[What needs to be done] In the text about the U7 line, swap "Spandau" for "Siemensstadt" and write out the passage starting with "The U7 is a" and going on through "a new line.".

[Text segment]
Rail line on the Berlin U-Bahn

The U7 is a rail line on the Berlin U-Bahn. It runs completely underground for a length of 31.8 km through 40 stations and connects Spandau, via Neukölln, to Gropiusstadt and Rudow. The U7 was originally the south-eastern branch of the Nord-Süd-Bahn (U6) that ran between the branching point at Belle-Alliance-Straße (Mehringdamm) and Grenzallee; however, in the 1960s, this stretch was separated from the rest of the line and extended at each end to form a new line.

The U7 is Berlin's longest underground line, both in terms of absolute length and total travel time, and one of the longest all-subterranean lines in Europe.

==Route==
Starting in Rudow, at the junction of Gross-Ziethener Chaussee and Neuköllner Straße, the U7 runs northwest below the road Alt-Rudow, before bearing west in the Gropiusstadt area. Because the settlement and underground construction there were planned simultaneously, the U7 follows no roads until it reaches Britz-Süd station, where it runs under Fritz-Reuter-Allee as far as Blaschkoallee station before joining the route of Buschkrugallee. It continues north, crossing the urban motorway and the Ringbahn while under Karl-Marx-Straße, then heads north-west under Hasenheide, Südstern, and Gneisenaustraße until it reaches Mehringdamm after a very sharp right curve. A tight left curve brings the U7 under the Tempelhofer Ufer (Tempelhof waterside) to Möckernbrücke station, with another taking it back and below the area of the former Anhalter Güterbahnhof (Anhalter goods station). The route continues west under Yorckstraße, Willmanndamm, Grunewaldstraße, Bayerischer Platz, and Berliner Straße, then heads north under Brandenburgische Straße to Adenauerplatz station.

[Dataset content]
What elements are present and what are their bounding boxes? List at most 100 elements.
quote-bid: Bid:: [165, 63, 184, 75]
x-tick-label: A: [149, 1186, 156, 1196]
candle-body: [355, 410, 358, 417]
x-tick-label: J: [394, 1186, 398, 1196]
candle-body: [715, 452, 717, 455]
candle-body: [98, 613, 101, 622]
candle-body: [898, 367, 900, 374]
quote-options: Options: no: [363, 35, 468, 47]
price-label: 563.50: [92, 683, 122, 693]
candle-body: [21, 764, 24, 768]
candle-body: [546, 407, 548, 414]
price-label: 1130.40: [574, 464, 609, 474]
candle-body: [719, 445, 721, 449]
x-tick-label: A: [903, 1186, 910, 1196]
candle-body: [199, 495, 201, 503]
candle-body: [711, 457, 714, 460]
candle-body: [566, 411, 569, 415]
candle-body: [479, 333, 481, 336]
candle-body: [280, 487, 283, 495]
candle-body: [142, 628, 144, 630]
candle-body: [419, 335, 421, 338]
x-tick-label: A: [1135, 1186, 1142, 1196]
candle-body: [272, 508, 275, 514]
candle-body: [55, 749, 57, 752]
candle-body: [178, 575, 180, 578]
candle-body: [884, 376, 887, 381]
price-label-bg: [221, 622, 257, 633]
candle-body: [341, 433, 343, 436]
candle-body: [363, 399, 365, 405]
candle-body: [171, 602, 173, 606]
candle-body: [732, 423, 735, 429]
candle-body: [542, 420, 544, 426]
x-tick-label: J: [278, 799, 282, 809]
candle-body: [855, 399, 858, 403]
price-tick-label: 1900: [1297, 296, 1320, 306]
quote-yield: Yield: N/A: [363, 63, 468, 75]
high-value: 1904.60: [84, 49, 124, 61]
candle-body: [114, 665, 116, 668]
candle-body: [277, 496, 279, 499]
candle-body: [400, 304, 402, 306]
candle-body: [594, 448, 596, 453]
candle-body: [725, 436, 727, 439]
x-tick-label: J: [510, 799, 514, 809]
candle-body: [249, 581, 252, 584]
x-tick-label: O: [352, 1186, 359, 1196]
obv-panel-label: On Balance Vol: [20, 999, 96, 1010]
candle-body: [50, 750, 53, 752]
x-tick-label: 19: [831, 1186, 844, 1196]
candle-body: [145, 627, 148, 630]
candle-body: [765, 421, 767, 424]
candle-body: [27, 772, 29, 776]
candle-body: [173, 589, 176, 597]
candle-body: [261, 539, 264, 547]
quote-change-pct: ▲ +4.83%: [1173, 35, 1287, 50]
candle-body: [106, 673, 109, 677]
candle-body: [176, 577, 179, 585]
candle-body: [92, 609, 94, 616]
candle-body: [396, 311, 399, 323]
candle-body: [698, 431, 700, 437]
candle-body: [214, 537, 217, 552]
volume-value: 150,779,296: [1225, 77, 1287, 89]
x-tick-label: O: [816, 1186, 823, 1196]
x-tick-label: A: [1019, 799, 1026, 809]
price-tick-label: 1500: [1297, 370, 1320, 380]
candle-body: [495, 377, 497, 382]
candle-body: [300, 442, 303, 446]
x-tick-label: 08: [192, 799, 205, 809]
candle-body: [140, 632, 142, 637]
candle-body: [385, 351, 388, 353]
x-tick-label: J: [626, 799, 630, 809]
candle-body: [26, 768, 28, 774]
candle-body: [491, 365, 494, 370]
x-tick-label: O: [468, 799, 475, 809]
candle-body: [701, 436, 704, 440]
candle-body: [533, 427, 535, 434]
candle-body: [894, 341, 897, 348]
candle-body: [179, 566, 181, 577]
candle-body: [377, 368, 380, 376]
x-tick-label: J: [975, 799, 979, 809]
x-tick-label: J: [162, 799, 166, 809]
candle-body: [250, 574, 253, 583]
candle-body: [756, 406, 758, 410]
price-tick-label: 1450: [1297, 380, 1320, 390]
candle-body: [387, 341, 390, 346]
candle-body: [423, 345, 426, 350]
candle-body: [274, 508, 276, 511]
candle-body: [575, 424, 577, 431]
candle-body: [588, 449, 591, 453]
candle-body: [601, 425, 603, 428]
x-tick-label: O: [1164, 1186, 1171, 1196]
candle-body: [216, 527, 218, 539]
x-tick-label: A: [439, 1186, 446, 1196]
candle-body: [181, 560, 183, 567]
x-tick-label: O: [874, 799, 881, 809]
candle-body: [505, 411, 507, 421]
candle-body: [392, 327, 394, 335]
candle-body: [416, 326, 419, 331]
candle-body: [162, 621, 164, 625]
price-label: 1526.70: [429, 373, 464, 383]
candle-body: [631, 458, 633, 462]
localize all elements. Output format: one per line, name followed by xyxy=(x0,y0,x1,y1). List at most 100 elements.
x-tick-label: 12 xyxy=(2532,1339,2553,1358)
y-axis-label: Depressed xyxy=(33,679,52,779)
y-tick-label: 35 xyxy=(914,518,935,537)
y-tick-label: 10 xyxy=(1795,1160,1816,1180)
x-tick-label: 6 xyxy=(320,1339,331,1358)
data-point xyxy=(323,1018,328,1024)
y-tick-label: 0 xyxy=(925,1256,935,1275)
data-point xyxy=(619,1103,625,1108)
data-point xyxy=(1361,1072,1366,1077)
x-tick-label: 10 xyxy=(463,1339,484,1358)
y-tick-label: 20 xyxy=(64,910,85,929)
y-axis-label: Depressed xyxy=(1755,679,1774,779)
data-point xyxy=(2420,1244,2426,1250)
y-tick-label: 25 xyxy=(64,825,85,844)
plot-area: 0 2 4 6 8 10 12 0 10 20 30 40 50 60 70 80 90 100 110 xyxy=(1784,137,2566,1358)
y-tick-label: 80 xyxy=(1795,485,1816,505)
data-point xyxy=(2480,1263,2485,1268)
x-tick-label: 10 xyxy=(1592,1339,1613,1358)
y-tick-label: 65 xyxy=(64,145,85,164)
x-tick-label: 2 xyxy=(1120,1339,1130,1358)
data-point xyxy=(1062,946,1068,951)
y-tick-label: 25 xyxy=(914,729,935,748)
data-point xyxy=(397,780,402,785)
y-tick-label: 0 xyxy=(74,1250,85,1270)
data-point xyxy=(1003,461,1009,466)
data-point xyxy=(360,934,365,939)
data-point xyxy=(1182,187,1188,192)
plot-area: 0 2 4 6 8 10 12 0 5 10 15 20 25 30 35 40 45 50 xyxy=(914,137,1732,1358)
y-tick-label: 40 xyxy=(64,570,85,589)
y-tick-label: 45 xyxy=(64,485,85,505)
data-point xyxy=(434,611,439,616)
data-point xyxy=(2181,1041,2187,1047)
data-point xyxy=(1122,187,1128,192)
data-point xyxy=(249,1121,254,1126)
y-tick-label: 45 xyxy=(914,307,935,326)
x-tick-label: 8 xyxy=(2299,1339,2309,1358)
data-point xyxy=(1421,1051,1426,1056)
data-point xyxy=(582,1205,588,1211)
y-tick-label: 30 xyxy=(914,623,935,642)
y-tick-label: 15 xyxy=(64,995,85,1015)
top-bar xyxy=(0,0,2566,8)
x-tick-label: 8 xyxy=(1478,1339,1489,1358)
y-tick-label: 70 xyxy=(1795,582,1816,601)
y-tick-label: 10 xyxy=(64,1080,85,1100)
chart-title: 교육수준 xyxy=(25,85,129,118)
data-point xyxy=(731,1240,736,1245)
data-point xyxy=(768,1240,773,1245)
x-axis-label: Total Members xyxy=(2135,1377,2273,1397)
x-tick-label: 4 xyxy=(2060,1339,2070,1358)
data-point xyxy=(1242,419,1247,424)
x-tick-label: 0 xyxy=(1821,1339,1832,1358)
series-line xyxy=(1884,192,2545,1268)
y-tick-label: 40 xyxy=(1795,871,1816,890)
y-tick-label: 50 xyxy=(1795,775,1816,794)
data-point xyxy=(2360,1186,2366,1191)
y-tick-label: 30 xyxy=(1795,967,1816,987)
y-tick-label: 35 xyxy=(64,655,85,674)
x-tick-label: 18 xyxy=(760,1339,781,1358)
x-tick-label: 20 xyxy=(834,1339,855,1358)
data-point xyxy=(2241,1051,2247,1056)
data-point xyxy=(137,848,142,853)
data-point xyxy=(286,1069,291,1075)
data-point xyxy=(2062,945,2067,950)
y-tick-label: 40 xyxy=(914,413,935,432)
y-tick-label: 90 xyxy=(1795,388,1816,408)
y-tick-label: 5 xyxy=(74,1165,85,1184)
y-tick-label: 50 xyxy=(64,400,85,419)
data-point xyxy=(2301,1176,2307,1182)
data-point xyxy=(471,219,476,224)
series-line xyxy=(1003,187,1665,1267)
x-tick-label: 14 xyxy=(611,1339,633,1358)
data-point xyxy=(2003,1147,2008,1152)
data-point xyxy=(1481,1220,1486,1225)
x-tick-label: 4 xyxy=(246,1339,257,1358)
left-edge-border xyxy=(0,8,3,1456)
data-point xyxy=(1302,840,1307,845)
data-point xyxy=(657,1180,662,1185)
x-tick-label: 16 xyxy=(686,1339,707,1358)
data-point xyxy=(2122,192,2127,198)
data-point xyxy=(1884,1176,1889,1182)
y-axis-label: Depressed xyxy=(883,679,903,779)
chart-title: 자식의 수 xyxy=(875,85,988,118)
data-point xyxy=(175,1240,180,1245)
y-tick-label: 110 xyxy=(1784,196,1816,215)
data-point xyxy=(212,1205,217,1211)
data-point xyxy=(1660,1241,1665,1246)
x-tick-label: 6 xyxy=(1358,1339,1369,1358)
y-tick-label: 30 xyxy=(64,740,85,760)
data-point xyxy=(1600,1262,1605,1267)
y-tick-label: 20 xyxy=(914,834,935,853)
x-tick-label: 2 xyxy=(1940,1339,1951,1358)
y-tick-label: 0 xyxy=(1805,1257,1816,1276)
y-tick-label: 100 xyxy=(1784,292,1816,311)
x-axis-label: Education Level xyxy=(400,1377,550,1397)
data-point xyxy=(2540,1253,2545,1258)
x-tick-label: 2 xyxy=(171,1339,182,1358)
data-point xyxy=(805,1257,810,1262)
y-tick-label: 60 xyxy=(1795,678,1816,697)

[Solution]
The U7 is a rail line on the Berlin U-Bahn. It runs completely underground for a length of 31.8 km through 40 stations and connects Siemensstadt, via Neukölln, to Gropiusstadt and Rudow. The U7 was originally the south-eastern branch of the Nord-Süd-Bahn (U6) that ran between the branching point at Belle-Alliance-Straße (Mehringdamm) and Grenzallee; however, in the 1960s, this stretch was separated from the rest of the line and extended at each end to form a new line.